*EXERCISE BRIEF*
Every line below is to be copied exactly, with the pictures left out.

*ROWS*
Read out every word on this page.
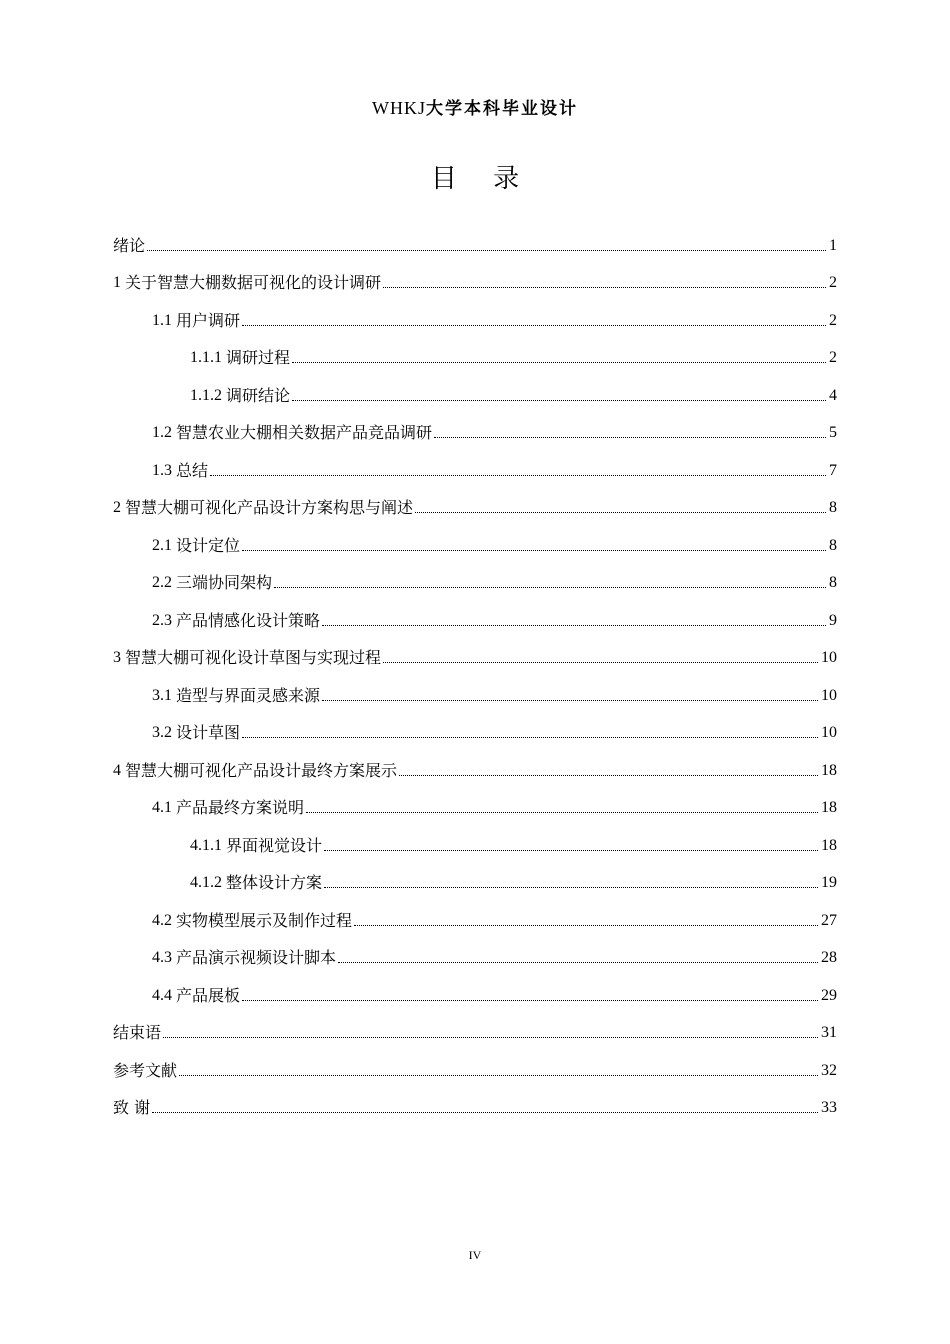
WHKJ大学本科毕业设计
目 录
绪论	1
1 关于智慧大棚数据可视化的设计调研	2
1.1 用户调研	2
1.1.1 调研过程	2
1.1.2 调研结论	4
1.2 智慧农业大棚相关数据产品竞品调研	5
1.3 总结	7
2 智慧大棚可视化产品设计方案构思与阐述	8
2.1 设计定位	8
2.2 三端协同架构	8
2.3 产品情感化设计策略	9
3 智慧大棚可视化设计草图与实现过程	10
3.1 造型与界面灵感来源	10
3.2 设计草图	10
4 智慧大棚可视化产品设计最终方案展示	18
4.1 产品最终方案说明	18
4.1.1 界面视觉设计	18
4.1.2 整体设计方案	19
4.2 实物模型展示及制作过程	27
4.3 产品演示视频设计脚本	28
4.4 产品展板	29
结束语	31
参考文献	32
致 谢	33
IV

*THE COMPLETED TASK*
Read out every word on this page.
WHKJ大学本科毕业设计
目 录
绪论	1
1 关于智慧大棚数据可视化的设计调研	2
1.1 用户调研	2
1.1.1 调研过程	2
1.1.2 调研结论	4
1.2 智慧农业大棚相关数据产品竞品调研	5
1.3 总结	7
2 智慧大棚可视化产品设计方案构思与阐述	8
2.1 设计定位	8
2.2 三端协同架构	8
2.3 产品情感化设计策略	9
3 智慧大棚可视化设计草图与实现过程	10
3.1 造型与界面灵感来源	10
3.2 设计草图	10
4 智慧大棚可视化产品设计最终方案展示	18
4.1 产品最终方案说明	18
4.1.1 界面视觉设计	18
4.1.2 整体设计方案	19
4.2 实物模型展示及制作过程	27
4.3 产品演示视频设计脚本	28
4.4 产品展板	29
结束语	31
参考文献	32
致 谢	33
IV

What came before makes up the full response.